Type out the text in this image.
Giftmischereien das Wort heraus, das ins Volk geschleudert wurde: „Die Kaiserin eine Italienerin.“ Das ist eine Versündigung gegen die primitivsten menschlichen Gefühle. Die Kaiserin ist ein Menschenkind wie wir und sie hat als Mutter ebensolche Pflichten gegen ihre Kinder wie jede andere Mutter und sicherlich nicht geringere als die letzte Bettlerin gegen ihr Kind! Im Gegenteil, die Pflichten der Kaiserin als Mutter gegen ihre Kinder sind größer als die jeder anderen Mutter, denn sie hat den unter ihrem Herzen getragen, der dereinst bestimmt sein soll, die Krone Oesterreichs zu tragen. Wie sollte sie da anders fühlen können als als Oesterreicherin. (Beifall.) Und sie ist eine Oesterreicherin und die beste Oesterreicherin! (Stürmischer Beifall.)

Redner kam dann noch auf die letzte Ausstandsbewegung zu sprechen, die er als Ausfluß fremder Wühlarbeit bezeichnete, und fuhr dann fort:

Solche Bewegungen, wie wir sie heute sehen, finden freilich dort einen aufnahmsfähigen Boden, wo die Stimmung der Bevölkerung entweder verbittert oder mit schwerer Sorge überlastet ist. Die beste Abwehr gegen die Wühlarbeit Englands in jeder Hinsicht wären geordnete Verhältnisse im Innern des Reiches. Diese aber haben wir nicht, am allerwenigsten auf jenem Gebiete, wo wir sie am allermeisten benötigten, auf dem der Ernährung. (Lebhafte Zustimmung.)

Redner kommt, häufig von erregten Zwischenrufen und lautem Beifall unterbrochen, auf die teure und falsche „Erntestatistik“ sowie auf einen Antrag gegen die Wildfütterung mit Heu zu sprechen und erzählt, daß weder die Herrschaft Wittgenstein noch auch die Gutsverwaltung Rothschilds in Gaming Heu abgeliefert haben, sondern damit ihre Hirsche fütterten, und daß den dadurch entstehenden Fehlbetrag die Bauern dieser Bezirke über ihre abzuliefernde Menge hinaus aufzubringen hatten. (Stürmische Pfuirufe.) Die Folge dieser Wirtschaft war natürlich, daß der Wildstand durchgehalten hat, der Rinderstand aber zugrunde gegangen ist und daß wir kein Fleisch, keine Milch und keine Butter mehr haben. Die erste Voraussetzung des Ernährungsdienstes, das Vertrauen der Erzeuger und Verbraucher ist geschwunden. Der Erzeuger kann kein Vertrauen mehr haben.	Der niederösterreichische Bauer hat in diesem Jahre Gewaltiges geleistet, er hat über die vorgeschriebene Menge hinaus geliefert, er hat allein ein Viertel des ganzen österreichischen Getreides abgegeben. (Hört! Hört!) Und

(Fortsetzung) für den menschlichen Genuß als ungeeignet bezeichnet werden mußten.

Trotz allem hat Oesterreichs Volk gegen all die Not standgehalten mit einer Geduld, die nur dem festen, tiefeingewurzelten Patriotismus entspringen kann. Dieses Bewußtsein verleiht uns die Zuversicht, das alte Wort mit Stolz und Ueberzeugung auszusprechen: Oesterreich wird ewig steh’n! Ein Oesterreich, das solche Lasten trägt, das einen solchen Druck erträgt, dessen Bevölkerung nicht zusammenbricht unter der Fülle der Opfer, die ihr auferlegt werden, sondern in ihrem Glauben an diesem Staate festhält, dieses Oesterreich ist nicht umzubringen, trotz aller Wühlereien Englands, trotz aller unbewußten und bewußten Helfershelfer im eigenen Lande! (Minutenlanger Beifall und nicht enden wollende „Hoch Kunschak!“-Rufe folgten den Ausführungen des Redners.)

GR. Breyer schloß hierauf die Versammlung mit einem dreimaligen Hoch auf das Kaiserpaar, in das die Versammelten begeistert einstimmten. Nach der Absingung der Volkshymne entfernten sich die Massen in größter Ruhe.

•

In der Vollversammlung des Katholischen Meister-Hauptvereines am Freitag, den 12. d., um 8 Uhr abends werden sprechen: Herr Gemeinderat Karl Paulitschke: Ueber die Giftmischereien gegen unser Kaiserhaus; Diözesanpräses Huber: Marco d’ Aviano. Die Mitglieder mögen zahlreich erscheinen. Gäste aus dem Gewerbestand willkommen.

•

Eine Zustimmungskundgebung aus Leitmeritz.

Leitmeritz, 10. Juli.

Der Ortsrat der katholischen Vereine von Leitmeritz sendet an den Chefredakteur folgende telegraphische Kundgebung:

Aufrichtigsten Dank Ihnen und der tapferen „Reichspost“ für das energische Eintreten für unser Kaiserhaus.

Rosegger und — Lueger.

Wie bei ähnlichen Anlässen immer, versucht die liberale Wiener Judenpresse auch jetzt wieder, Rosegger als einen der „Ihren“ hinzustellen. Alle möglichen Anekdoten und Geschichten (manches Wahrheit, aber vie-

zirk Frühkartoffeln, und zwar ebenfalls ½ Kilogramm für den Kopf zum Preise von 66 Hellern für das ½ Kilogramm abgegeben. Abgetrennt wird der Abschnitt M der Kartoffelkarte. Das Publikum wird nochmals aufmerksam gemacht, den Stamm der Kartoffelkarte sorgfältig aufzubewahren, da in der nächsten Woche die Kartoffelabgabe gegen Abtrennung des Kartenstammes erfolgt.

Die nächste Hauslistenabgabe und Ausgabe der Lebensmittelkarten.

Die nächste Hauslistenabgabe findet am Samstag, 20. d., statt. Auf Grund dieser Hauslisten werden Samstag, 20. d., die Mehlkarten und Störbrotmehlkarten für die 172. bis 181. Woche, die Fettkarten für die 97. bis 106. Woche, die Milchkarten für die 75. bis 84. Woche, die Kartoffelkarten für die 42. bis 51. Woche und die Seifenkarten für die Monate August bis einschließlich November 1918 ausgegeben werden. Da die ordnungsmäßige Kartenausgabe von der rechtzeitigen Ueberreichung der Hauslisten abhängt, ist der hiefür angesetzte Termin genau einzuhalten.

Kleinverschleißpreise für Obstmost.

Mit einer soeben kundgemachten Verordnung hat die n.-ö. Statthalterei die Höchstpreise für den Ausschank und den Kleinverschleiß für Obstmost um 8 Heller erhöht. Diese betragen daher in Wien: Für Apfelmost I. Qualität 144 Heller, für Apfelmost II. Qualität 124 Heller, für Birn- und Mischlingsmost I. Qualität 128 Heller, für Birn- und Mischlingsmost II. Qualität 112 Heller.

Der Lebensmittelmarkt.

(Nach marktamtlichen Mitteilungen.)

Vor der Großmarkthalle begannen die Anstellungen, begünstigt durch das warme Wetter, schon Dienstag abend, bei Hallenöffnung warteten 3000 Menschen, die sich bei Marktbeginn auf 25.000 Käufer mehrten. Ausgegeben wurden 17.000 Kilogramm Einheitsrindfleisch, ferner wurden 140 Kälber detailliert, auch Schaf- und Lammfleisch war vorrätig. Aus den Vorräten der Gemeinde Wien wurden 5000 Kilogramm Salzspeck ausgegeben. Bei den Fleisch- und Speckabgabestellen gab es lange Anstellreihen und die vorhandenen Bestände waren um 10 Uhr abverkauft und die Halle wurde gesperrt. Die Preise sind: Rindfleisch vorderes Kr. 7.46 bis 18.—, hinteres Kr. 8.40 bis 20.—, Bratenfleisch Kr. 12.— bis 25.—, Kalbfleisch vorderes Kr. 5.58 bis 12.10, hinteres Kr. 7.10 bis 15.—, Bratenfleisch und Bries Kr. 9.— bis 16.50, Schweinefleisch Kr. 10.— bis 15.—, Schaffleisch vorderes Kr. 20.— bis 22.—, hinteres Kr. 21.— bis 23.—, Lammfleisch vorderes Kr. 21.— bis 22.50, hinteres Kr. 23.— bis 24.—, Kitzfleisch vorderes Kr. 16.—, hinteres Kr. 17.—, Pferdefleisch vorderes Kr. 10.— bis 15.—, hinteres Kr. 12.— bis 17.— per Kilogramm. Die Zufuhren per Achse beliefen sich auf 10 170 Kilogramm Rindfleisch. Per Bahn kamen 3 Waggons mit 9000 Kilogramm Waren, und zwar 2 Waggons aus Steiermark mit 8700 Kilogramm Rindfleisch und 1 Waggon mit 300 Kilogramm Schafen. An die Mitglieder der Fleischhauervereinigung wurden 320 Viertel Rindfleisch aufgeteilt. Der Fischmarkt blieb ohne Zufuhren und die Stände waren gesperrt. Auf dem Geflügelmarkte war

#####

- **Given request**
Scan the lines for the string "Wühlarbeit". Pick out every line that has it.

- **Written answer**
Redner kam dann noch auf die letzte Ausstandsbewegung zu sprechen, die er als Ausfluß fremder Wühlarbeit bezeichnete, und fuhr dann fort:
Solche Bewegungen, wie wir sie heute sehen, finden freilich dort einen aufnahmsfähigen Boden, wo die Stimmung der Bevölkerung entweder verbittert oder mit schwerer Sorge überlastet ist. Die beste Abwehr gegen die Wühlarbeit Englands in jeder Hinsicht wären geordnete Verhältnisse im Innern des Reiches. Diese aber haben wir nicht, am allerwenigsten auf jenem Gebiete, wo wir sie am allermeisten benötigten, auf dem der Ernährung. (Lebhafte Zustimmung.)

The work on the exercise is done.